** start of ITEMS **
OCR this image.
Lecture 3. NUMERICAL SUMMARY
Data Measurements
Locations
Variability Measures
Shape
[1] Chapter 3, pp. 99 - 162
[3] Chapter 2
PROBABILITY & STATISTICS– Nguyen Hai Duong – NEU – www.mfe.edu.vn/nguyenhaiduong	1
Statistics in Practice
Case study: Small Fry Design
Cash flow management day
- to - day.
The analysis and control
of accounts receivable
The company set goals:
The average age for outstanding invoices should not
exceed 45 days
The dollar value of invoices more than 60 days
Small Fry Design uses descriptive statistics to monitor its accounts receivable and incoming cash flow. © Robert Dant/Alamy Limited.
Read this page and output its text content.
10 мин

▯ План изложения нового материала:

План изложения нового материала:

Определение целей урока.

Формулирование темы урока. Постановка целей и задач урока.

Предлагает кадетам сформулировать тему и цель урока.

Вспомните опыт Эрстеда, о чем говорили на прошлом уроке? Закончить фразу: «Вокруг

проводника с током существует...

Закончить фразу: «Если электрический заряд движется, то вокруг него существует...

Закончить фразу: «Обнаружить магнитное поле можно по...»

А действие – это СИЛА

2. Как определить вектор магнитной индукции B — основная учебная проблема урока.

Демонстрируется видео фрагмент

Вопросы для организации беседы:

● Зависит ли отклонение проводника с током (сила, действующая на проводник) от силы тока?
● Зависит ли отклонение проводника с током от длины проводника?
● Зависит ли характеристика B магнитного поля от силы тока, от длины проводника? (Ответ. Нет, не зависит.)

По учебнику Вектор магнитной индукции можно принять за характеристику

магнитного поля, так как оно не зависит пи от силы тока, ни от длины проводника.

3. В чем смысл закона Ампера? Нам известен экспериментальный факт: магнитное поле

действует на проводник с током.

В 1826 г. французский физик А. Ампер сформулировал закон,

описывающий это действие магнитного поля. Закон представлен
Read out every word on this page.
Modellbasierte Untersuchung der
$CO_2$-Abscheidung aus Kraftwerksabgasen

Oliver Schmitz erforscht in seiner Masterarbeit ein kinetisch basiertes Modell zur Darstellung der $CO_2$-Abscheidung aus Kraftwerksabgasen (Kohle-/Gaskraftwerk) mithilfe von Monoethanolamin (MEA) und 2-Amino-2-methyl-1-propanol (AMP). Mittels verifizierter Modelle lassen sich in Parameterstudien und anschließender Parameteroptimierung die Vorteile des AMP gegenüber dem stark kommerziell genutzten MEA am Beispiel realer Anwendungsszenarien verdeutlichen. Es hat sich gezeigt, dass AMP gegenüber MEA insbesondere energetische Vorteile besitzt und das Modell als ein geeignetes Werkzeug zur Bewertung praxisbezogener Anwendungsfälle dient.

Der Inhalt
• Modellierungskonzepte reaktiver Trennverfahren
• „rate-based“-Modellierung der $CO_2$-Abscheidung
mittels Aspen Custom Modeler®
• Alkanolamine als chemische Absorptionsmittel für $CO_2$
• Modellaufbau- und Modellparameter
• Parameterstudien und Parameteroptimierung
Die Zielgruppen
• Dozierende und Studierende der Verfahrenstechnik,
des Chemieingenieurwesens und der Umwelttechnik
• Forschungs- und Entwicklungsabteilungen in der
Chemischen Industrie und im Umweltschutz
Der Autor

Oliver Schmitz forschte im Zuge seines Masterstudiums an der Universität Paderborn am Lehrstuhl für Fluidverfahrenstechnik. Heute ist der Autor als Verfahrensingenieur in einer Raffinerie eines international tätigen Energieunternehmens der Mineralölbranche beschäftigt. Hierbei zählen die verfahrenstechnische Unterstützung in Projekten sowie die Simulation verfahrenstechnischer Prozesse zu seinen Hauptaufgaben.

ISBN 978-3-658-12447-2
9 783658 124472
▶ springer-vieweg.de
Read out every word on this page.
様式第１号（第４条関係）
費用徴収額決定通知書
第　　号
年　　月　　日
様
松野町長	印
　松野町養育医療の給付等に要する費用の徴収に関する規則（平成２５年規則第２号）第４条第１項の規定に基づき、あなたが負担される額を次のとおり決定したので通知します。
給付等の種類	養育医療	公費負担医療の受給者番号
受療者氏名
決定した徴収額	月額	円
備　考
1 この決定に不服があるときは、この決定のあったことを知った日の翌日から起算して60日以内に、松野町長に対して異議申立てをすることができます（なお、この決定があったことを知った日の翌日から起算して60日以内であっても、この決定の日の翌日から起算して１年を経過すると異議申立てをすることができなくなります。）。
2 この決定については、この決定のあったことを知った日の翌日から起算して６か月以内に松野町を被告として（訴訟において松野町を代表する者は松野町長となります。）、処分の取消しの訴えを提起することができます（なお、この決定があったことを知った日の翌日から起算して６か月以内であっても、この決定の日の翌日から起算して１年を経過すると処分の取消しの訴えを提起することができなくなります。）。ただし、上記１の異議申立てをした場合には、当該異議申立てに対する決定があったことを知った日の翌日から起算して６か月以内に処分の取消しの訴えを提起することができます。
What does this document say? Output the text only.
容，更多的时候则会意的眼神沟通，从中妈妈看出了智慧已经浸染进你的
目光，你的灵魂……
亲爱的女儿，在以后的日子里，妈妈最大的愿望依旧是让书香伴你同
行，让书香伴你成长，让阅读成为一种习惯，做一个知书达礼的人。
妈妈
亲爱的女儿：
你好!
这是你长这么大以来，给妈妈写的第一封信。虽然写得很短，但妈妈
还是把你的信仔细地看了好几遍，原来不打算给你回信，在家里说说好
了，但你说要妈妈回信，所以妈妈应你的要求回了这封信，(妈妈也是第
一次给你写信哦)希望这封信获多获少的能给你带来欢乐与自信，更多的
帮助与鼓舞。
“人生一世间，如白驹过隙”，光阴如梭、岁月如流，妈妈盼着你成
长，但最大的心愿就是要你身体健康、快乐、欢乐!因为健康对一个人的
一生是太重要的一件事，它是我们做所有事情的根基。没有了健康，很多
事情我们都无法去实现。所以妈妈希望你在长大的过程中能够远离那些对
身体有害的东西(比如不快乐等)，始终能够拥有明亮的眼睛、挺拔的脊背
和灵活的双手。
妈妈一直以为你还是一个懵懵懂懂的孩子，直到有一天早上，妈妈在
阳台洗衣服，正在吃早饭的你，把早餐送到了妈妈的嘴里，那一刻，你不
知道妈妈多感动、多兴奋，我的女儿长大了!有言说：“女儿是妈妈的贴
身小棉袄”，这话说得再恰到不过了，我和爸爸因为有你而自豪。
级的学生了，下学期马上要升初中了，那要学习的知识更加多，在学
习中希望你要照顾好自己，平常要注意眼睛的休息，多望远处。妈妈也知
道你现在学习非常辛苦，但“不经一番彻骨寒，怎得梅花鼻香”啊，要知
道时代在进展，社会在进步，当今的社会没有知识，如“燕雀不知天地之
** end of ITEMS **
### [PROBLEM DESCRIPTION]
Determine the number of lines in the data that contain "магнитного" as a word or string, and state only that number.

### [REPLY]
3